— begin —
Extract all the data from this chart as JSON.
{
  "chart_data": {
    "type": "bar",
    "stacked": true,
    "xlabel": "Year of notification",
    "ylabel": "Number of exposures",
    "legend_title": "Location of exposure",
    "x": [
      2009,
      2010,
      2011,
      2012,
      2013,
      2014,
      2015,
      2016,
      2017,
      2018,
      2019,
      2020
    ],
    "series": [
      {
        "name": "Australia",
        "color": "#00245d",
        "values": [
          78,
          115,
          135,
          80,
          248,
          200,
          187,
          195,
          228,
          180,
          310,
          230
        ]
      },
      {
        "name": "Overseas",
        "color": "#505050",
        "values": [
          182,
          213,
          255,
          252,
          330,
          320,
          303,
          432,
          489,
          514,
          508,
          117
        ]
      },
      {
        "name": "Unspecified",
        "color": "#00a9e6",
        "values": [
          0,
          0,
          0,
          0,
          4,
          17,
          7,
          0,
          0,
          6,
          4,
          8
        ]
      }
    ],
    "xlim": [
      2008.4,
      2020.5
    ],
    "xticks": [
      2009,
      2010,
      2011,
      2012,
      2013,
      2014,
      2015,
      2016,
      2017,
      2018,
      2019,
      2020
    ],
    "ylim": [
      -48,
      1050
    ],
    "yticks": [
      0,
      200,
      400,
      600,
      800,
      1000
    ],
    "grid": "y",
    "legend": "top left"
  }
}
— end —
## AIM
Write out every entry above, word for word.

## SOLUTION TO THIS PROBLEM
Extract all the data from this chart as JSON.
{
  "chart_data": {
    "type": "bar",
    "stacked": true,
    "xlabel": "Year of notification",
    "ylabel": "Number of exposures",
    "legend_title": "Location of exposure",
    "x": [
      2009,
      2010,
      2011,
      2012,
      2013,
      2014,
      2015,
      2016,
      2017,
      2018,
      2019,
      2020
    ],
    "series": [
      {
        "name": "Australia",
        "color": "#00245d",
        "values": [
          78,
          115,
          135,
          80,
          248,
          200,
          187,
          195,
          228,
          180,
          310,
          230
        ]
      },
      {
        "name": "Overseas",
        "color": "#505050",
        "values": [
          182,
          213,
          255,
          252,
          330,
          320,
          303,
          432,
          489,
          514,
          508,
          117
        ]
      },
      {
        "name": "Unspecified",
        "color": "#00a9e6",
        "values": [
          0,
          0,
          0,
          0,
          4,
          17,
          7,
          0,
          0,
          6,
          4,
          8
        ]
      }
    ],
    "xlim": [
      2008.4,
      2020.5
    ],
    "xticks": [
      2009,
      2010,
      2011,
      2012,
      2013,
      2014,
      2015,
      2016,
      2017,
      2018,
      2019,
      2020
    ],
    "ylim": [
      -48,
      1050
    ],
    "yticks": [
      0,
      200,
      400,
      600,
      800,
      1000
    ],
    "grid": "y",
    "legend": "top left"
  }
}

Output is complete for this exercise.